■ Element box records ■

>> begin

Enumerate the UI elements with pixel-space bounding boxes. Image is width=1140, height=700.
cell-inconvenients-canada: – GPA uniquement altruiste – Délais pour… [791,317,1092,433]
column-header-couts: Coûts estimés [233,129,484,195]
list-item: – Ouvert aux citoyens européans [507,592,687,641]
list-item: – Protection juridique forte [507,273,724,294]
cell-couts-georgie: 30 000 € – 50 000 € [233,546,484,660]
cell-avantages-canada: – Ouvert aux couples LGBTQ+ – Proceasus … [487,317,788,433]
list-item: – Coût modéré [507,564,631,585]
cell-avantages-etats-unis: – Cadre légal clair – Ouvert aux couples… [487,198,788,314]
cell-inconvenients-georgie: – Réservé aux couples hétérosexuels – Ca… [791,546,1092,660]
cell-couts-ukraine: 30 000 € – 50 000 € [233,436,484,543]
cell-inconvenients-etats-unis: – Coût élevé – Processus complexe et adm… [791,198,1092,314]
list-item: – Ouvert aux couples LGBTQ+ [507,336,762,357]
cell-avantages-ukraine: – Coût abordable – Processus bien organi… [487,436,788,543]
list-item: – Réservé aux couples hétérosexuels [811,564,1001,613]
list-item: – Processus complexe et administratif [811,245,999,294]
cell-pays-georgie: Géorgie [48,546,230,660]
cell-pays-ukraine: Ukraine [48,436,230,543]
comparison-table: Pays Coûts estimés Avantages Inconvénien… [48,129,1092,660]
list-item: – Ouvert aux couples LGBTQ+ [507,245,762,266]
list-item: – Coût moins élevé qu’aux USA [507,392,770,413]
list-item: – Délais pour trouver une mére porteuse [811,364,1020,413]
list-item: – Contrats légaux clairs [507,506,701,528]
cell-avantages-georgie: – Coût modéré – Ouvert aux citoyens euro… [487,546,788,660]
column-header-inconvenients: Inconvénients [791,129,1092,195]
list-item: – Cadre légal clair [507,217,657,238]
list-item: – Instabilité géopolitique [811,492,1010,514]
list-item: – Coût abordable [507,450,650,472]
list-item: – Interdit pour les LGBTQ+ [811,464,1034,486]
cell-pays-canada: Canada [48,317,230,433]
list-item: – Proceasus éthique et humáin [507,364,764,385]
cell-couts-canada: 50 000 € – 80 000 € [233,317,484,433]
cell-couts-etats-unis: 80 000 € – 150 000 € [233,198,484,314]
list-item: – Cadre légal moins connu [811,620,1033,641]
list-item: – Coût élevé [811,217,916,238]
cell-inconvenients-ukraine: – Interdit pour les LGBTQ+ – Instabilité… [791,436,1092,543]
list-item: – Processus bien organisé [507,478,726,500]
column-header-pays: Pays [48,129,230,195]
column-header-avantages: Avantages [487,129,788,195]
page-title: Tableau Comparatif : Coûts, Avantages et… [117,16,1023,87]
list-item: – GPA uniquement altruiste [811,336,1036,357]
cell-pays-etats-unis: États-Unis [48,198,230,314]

>> end

■ YOUR GOAL ■
Write out again, unchanged, the part of the records that runs from their start through the line containing "list-item: – Interdit", including that line.

■ SOLUTION TO THE PROBLEM ■
Enumerate the UI elements with pixel-space bounding boxes. Image is width=1140, height=700.
cell-inconvenients-canada: – GPA uniquement altruiste – Délais pour… [791,317,1092,433]
column-header-couts: Coûts estimés [233,129,484,195]
list-item: – Ouvert aux citoyens européans [507,592,687,641]
list-item: – Protection juridique forte [507,273,724,294]
cell-couts-georgie: 30 000 € – 50 000 € [233,546,484,660]
cell-avantages-canada: – Ouvert aux couples LGBTQ+ – Proceasus … [487,317,788,433]
list-item: – Coût modéré [507,564,631,585]
cell-avantages-etats-unis: – Cadre légal clair – Ouvert aux couples… [487,198,788,314]
cell-inconvenients-georgie: – Réservé aux couples hétérosexuels – Ca… [791,546,1092,660]
cell-couts-ukraine: 30 000 € – 50 000 € [233,436,484,543]
cell-inconvenients-etats-unis: – Coût élevé – Processus complexe et adm… [791,198,1092,314]
list-item: – Ouvert aux couples LGBTQ+ [507,336,762,357]
cell-avantages-ukraine: – Coût abordable – Processus bien organi… [487,436,788,543]
list-item: – Réservé aux couples hétérosexuels [811,564,1001,613]
list-item: – Processus complexe et administratif [811,245,999,294]
cell-pays-georgie: Géorgie [48,546,230,660]
cell-pays-ukraine: Ukraine [48,436,230,543]
comparison-table: Pays Coûts estimés Avantages Inconvénien… [48,129,1092,660]
list-item: – Ouvert aux couples LGBTQ+ [507,245,762,266]
list-item: – Coût moins élevé qu’aux USA [507,392,770,413]
list-item: – Délais pour trouver une mére porteuse [811,364,1020,413]
list-item: – Contrats légaux clairs [507,506,701,528]
cell-avantages-georgie: – Coût modéré – Ouvert aux citoyens euro… [487,546,788,660]
column-header-inconvenients: Inconvénients [791,129,1092,195]
list-item: – Cadre légal clair [507,217,657,238]
list-item: – Instabilité géopolitique [811,492,1010,514]
list-item: – Coût abordable [507,450,650,472]
list-item: – Interdit pour les LGBTQ+ [811,464,1034,486]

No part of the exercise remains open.